Start of Task inputs
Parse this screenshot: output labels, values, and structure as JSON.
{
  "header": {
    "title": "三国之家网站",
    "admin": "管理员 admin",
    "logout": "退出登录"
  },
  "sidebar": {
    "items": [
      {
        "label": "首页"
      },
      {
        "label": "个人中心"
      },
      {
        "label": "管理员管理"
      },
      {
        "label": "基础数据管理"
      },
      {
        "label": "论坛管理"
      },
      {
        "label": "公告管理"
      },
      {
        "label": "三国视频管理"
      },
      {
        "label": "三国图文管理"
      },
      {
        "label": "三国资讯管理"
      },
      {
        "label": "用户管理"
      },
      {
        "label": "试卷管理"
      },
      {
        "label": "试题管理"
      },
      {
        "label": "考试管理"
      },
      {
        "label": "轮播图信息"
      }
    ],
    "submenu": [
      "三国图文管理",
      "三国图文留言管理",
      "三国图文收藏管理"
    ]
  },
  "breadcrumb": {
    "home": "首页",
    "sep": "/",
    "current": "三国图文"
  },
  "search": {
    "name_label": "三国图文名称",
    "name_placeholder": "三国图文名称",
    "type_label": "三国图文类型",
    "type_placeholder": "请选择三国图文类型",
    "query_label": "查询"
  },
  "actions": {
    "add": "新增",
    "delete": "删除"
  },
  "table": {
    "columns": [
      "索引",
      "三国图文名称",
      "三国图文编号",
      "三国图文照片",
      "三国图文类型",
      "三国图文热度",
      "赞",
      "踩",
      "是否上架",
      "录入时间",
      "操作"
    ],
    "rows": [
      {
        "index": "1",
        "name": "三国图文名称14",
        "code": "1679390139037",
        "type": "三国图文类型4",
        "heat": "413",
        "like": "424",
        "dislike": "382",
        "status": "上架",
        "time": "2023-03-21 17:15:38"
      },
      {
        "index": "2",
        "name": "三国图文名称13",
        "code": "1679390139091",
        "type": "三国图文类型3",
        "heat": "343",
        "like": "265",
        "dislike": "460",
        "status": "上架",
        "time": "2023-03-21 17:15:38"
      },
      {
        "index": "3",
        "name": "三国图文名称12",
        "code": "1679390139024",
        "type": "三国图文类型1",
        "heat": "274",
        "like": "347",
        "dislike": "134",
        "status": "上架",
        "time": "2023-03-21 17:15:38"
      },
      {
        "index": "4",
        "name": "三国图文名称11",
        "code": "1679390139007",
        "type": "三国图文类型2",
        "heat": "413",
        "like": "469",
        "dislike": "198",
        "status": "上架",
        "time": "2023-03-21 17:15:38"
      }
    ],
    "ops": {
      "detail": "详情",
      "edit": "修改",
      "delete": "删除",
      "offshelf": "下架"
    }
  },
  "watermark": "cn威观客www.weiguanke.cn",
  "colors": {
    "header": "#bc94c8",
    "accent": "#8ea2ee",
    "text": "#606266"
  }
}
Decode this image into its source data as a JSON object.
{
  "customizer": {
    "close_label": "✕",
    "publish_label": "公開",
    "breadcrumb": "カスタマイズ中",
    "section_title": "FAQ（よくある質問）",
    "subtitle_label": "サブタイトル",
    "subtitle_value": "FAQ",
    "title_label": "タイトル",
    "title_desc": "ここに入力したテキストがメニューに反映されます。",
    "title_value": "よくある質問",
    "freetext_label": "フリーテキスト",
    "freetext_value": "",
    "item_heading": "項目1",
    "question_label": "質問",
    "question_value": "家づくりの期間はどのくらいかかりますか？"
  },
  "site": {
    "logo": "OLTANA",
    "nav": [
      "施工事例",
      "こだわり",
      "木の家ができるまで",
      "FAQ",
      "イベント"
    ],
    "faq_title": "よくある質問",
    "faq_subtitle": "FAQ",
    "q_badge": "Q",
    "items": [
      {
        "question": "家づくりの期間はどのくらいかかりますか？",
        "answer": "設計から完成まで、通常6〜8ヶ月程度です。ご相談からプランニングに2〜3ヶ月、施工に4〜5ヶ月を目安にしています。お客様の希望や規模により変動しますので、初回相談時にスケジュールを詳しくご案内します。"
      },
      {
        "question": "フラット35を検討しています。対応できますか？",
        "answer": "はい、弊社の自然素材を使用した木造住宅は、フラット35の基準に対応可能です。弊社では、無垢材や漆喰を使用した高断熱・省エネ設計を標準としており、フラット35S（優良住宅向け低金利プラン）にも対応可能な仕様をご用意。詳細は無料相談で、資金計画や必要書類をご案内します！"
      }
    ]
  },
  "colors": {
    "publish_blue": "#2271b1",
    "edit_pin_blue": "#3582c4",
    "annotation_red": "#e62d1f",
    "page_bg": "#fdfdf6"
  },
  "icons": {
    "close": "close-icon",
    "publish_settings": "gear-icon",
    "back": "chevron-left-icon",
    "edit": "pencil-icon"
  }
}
End of Task inputs
* [What is expected]
All of the data needs to be reproduced exactly, with no line missing.

* [Answer to the problem]
Parse this screenshot: output labels, values, and structure as JSON.
{
  "header": {
    "title": "三国之家网站",
    "admin": "管理员 admin",
    "logout": "退出登录"
  },
  "sidebar": {
    "items": [
      {
        "label": "首页"
      },
      {
        "label": "个人中心"
      },
      {
        "label": "管理员管理"
      },
      {
        "label": "基础数据管理"
      },
      {
        "label": "论坛管理"
      },
      {
        "label": "公告管理"
      },
      {
        "label": "三国视频管理"
      },
      {
        "label": "三国图文管理"
      },
      {
        "label": "三国资讯管理"
      },
      {
        "label": "用户管理"
      },
      {
        "label": "试卷管理"
      },
      {
        "label": "试题管理"
      },
      {
        "label": "考试管理"
      },
      {
        "label": "轮播图信息"
      }
    ],
    "submenu": [
      "三国图文管理",
      "三国图文留言管理",
      "三国图文收藏管理"
    ]
  },
  "breadcrumb": {
    "home": "首页",
    "sep": "/",
    "current": "三国图文"
  },
  "search": {
    "name_label": "三国图文名称",
    "name_placeholder": "三国图文名称",
    "type_label": "三国图文类型",
    "type_placeholder": "请选择三国图文类型",
    "query_label": "查询"
  },
  "actions": {
    "add": "新增",
    "delete": "删除"
  },
  "table": {
    "columns": [
      "索引",
      "三国图文名称",
      "三国图文编号",
      "三国图文照片",
      "三国图文类型",
      "三国图文热度",
      "赞",
      "踩",
      "是否上架",
      "录入时间",
      "操作"
    ],
    "rows": [
      {
        "index": "1",
        "name": "三国图文名称14",
        "code": "1679390139037",
        "type": "三国图文类型4",
        "heat": "413",
        "like": "424",
        "dislike": "382",
        "status": "上架",
        "time": "2023-03-21 17:15:38"
      },
      {
        "index": "2",
        "name": "三国图文名称13",
        "code": "1679390139091",
        "type": "三国图文类型3",
        "heat": "343",
        "like": "265",
        "dislike": "460",
        "status": "上架",
        "time": "2023-03-21 17:15:38"
      },
      {
        "index": "3",
        "name": "三国图文名称12",
        "code": "1679390139024",
        "type": "三国图文类型1",
        "heat": "274",
        "like": "347",
        "dislike": "134",
        "status": "上架",
        "time": "2023-03-21 17:15:38"
      },
      {
        "index": "4",
        "name": "三国图文名称11",
        "code": "1679390139007",
        "type": "三国图文类型2",
        "heat": "413",
        "like": "469",
        "dislike": "198",
        "status": "上架",
        "time": "2023-03-21 17:15:38"
      }
    ],
    "ops": {
      "detail": "详情",
      "edit": "修改",
      "delete": "删除",
      "offshelf": "下架"
    }
  },
  "watermark": "cn威观客www.weiguanke.cn",
  "colors": {
    "header": "#bc94c8",
    "accent": "#8ea2ee",
    "text": "#606266"
  }
}
Decode this image into its source data as a JSON object.
{
  "customizer": {
    "close_label": "✕",
    "publish_label": "公開",
    "breadcrumb": "カスタマイズ中",
    "section_title": "FAQ（よくある質問）",
    "subtitle_label": "サブタイトル",
    "subtitle_value": "FAQ",
    "title_label": "タイトル",
    "title_desc": "ここに入力したテキストがメニューに反映されます。",
    "title_value": "よくある質問",
    "freetext_label": "フリーテキスト",
    "freetext_value": "",
    "item_heading": "項目1",
    "question_label": "質問",
    "question_value": "家づくりの期間はどのくらいかかりますか？"
  },
  "site": {
    "logo": "OLTANA",
    "nav": [
      "施工事例",
      "こだわり",
      "木の家ができるまで",
      "FAQ",
      "イベント"
    ],
    "faq_title": "よくある質問",
    "faq_subtitle": "FAQ",
    "q_badge": "Q",
    "items": [
      {
        "question": "家づくりの期間はどのくらいかかりますか？",
        "answer": "設計から完成まで、通常6〜8ヶ月程度です。ご相談からプランニングに2〜3ヶ月、施工に4〜5ヶ月を目安にしています。お客様の希望や規模により変動しますので、初回相談時にスケジュールを詳しくご案内します。"
      },
      {
        "question": "フラット35を検討しています。対応できますか？",
        "answer": "はい、弊社の自然素材を使用した木造住宅は、フラット35の基準に対応可能です。弊社では、無垢材や漆喰を使用した高断熱・省エネ設計を標準としており、フラット35S（優良住宅向け低金利プラン）にも対応可能な仕様をご用意。詳細は無料相談で、資金計画や必要書類をご案内します！"
      }
    ]
  },
  "colors": {
    "publish_blue": "#2271b1",
    "edit_pin_blue": "#3582c4",
    "annotation_red": "#e62d1f",
    "page_bg": "#fdfdf6"
  },
  "icons": {
    "close": "close-icon",
    "publish_settings": "gear-icon",
    "back": "chevron-left-icon",
    "edit": "pencil-icon"
  }
}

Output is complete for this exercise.